** BEGIN ROWS **

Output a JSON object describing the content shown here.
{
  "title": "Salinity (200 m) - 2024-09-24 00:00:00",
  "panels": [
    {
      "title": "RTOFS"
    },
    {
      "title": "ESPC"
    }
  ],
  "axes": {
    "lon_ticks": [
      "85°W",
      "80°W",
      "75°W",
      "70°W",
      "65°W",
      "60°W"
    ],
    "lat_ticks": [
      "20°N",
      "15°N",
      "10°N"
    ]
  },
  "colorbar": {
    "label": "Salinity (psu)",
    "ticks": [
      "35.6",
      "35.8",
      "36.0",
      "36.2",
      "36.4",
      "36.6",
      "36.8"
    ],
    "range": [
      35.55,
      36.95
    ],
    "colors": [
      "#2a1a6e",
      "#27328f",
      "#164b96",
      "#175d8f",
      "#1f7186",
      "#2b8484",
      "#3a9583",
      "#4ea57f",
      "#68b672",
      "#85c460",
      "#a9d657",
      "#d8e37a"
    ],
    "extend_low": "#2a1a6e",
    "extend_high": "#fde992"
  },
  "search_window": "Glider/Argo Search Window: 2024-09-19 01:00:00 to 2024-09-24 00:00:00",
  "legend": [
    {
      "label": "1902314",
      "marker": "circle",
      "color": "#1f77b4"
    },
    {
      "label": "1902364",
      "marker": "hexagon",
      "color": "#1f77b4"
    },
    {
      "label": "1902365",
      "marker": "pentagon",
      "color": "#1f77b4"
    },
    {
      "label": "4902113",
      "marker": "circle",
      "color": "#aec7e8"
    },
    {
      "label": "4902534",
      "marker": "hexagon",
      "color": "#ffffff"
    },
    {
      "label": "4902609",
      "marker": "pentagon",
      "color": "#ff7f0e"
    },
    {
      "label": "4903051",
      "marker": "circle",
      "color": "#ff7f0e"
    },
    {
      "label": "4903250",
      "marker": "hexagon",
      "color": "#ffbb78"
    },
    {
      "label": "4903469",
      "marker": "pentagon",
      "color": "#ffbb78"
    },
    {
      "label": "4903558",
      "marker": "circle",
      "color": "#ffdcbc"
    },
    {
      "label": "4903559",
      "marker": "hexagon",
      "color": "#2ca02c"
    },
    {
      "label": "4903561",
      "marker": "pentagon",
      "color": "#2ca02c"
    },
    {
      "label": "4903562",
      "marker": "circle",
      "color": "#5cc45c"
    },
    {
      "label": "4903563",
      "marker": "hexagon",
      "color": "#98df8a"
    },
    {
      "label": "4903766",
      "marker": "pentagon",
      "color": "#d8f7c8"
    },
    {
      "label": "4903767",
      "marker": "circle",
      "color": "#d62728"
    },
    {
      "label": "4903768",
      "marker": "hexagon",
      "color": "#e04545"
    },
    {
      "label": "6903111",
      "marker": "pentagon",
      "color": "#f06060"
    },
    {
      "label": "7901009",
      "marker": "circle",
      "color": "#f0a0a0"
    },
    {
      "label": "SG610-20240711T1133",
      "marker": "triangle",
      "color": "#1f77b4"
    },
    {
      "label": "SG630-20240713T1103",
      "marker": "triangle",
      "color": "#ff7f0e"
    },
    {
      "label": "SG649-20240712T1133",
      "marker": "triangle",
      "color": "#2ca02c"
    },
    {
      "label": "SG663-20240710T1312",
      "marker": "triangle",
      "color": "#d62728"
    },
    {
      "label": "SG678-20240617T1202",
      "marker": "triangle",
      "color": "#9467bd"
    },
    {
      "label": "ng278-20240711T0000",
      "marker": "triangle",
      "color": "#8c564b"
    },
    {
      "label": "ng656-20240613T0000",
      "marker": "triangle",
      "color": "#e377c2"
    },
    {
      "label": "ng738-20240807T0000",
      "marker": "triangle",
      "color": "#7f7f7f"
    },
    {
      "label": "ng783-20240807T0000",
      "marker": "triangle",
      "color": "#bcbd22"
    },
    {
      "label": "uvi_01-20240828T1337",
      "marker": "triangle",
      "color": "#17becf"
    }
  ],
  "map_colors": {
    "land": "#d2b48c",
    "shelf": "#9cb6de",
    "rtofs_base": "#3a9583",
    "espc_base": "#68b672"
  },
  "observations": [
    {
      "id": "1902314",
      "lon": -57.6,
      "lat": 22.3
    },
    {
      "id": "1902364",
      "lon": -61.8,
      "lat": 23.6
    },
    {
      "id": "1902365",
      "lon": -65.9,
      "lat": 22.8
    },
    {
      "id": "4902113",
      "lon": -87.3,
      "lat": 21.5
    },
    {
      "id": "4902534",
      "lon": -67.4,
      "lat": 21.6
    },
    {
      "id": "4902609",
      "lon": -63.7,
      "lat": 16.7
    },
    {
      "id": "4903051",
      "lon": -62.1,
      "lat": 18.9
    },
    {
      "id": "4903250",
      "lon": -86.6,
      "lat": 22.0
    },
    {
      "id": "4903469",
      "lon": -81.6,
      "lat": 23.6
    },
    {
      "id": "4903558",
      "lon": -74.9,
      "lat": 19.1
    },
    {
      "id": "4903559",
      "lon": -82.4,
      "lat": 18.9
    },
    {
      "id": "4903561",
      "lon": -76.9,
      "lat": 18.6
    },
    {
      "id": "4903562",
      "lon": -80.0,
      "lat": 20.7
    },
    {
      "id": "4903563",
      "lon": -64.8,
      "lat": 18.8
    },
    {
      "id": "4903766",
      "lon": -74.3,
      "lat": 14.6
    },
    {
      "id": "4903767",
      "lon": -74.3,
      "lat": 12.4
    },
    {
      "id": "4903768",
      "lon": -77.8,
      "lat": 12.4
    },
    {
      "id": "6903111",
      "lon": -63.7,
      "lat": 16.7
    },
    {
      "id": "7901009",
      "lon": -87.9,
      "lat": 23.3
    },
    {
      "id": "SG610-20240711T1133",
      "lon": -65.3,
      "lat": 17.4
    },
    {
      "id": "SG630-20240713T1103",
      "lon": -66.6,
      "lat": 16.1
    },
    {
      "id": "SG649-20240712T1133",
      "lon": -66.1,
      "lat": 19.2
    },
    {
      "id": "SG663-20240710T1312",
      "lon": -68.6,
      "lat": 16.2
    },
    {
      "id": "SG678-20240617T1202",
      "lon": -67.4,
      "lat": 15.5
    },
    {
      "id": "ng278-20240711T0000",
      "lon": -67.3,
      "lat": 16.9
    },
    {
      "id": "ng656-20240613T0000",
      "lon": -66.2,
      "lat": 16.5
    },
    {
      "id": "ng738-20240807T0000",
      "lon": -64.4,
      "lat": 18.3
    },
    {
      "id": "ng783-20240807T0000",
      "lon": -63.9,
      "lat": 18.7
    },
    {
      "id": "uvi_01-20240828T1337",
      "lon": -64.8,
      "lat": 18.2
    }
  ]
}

** END ROWS **

* WHAT NEEDS TO BE DONE:
Every entry needs to be retyped exactly.

* TASK RESULT:
Output a JSON object describing the content shown here.
{
  "title": "Salinity (200 m) - 2024-09-24 00:00:00",
  "panels": [
    {
      "title": "RTOFS"
    },
    {
      "title": "ESPC"
    }
  ],
  "axes": {
    "lon_ticks": [
      "85°W",
      "80°W",
      "75°W",
      "70°W",
      "65°W",
      "60°W"
    ],
    "lat_ticks": [
      "20°N",
      "15°N",
      "10°N"
    ]
  },
  "colorbar": {
    "label": "Salinity (psu)",
    "ticks": [
      "35.6",
      "35.8",
      "36.0",
      "36.2",
      "36.4",
      "36.6",
      "36.8"
    ],
    "range": [
      35.55,
      36.95
    ],
    "colors": [
      "#2a1a6e",
      "#27328f",
      "#164b96",
      "#175d8f",
      "#1f7186",
      "#2b8484",
      "#3a9583",
      "#4ea57f",
      "#68b672",
      "#85c460",
      "#a9d657",
      "#d8e37a"
    ],
    "extend_low": "#2a1a6e",
    "extend_high": "#fde992"
  },
  "search_window": "Glider/Argo Search Window: 2024-09-19 01:00:00 to 2024-09-24 00:00:00",
  "legend": [
    {
      "label": "1902314",
      "marker": "circle",
      "color": "#1f77b4"
    },
    {
      "label": "1902364",
      "marker": "hexagon",
      "color": "#1f77b4"
    },
    {
      "label": "1902365",
      "marker": "pentagon",
      "color": "#1f77b4"
    },
    {
      "label": "4902113",
      "marker": "circle",
      "color": "#aec7e8"
    },
    {
      "label": "4902534",
      "marker": "hexagon",
      "color": "#ffffff"
    },
    {
      "label": "4902609",
      "marker": "pentagon",
      "color": "#ff7f0e"
    },
    {
      "label": "4903051",
      "marker": "circle",
      "color": "#ff7f0e"
    },
    {
      "label": "4903250",
      "marker": "hexagon",
      "color": "#ffbb78"
    },
    {
      "label": "4903469",
      "marker": "pentagon",
      "color": "#ffbb78"
    },
    {
      "label": "4903558",
      "marker": "circle",
      "color": "#ffdcbc"
    },
    {
      "label": "4903559",
      "marker": "hexagon",
      "color": "#2ca02c"
    },
    {
      "label": "4903561",
      "marker": "pentagon",
      "color": "#2ca02c"
    },
    {
      "label": "4903562",
      "marker": "circle",
      "color": "#5cc45c"
    },
    {
      "label": "4903563",
      "marker": "hexagon",
      "color": "#98df8a"
    },
    {
      "label": "4903766",
      "marker": "pentagon",
      "color": "#d8f7c8"
    },
    {
      "label": "4903767",
      "marker": "circle",
      "color": "#d62728"
    },
    {
      "label": "4903768",
      "marker": "hexagon",
      "color": "#e04545"
    },
    {
      "label": "6903111",
      "marker": "pentagon",
      "color": "#f06060"
    },
    {
      "label": "7901009",
      "marker": "circle",
      "color": "#f0a0a0"
    },
    {
      "label": "SG610-20240711T1133",
      "marker": "triangle",
      "color": "#1f77b4"
    },
    {
      "label": "SG630-20240713T1103",
      "marker": "triangle",
      "color": "#ff7f0e"
    },
    {
      "label": "SG649-20240712T1133",
      "marker": "triangle",
      "color": "#2ca02c"
    },
    {
      "label": "SG663-20240710T1312",
      "marker": "triangle",
      "color": "#d62728"
    },
    {
      "label": "SG678-20240617T1202",
      "marker": "triangle",
      "color": "#9467bd"
    },
    {
      "label": "ng278-20240711T0000",
      "marker": "triangle",
      "color": "#8c564b"
    },
    {
      "label": "ng656-20240613T0000",
      "marker": "triangle",
      "color": "#e377c2"
    },
    {
      "label": "ng738-20240807T0000",
      "marker": "triangle",
      "color": "#7f7f7f"
    },
    {
      "label": "ng783-20240807T0000",
      "marker": "triangle",
      "color": "#bcbd22"
    },
    {
      "label": "uvi_01-20240828T1337",
      "marker": "triangle",
      "color": "#17becf"
    }
  ],
  "map_colors": {
    "land": "#d2b48c",
    "shelf": "#9cb6de",
    "rtofs_base": "#3a9583",
    "espc_base": "#68b672"
  },
  "observations": [
    {
      "id": "1902314",
      "lon": -57.6,
      "lat": 22.3
    },
    {
      "id": "1902364",
      "lon": -61.8,
      "lat": 23.6
    },
    {
      "id": "1902365",
      "lon": -65.9,
      "lat": 22.8
    },
    {
      "id": "4902113",
      "lon": -87.3,
      "lat": 21.5
    },
    {
      "id": "4902534",
      "lon": -67.4,
      "lat": 21.6
    },
    {
      "id": "4902609",
      "lon": -63.7,
      "lat": 16.7
    },
    {
      "id": "4903051",
      "lon": -62.1,
      "lat": 18.9
    },
    {
      "id": "4903250",
      "lon": -86.6,
      "lat": 22.0
    },
    {
      "id": "4903469",
      "lon": -81.6,
      "lat": 23.6
    },
    {
      "id": "4903558",
      "lon": -74.9,
      "lat": 19.1
    },
    {
      "id": "4903559",
      "lon": -82.4,
      "lat": 18.9
    },
    {
      "id": "4903561",
      "lon": -76.9,
      "lat": 18.6
    },
    {
      "id": "4903562",
      "lon": -80.0,
      "lat": 20.7
    },
    {
      "id": "4903563",
      "lon": -64.8,
      "lat": 18.8
    },
    {
      "id": "4903766",
      "lon": -74.3,
      "lat": 14.6
    },
    {
      "id": "4903767",
      "lon": -74.3,
      "lat": 12.4
    },
    {
      "id": "4903768",
      "lon": -77.8,
      "lat": 12.4
    },
    {
      "id": "6903111",
      "lon": -63.7,
      "lat": 16.7
    },
    {
      "id": "7901009",
      "lon": -87.9,
      "lat": 23.3
    },
    {
      "id": "SG610-20240711T1133",
      "lon": -65.3,
      "lat": 17.4
    },
    {
      "id": "SG630-20240713T1103",
      "lon": -66.6,
      "lat": 16.1
    },
    {
      "id": "SG649-20240712T1133",
      "lon": -66.1,
      "lat": 19.2
    },
    {
      "id": "SG663-20240710T1312",
      "lon": -68.6,
      "lat": 16.2
    },
    {
      "id": "SG678-20240617T1202",
      "lon": -67.4,
      "lat": 15.5
    },
    {
      "id": "ng278-20240711T0000",
      "lon": -67.3,
      "lat": 16.9
    },
    {
      "id": "ng656-20240613T0000",
      "lon": -66.2,
      "lat": 16.5
    },
    {
      "id": "ng738-20240807T0000",
      "lon": -64.4,
      "lat": 18.3
    },
    {
      "id": "ng783-20240807T0000",
      "lon": -63.9,
      "lat": 18.7
    },
    {
      "id": "uvi_01-20240828T1337",
      "lon": -64.8,
      "lat": 18.2
    }
  ]
}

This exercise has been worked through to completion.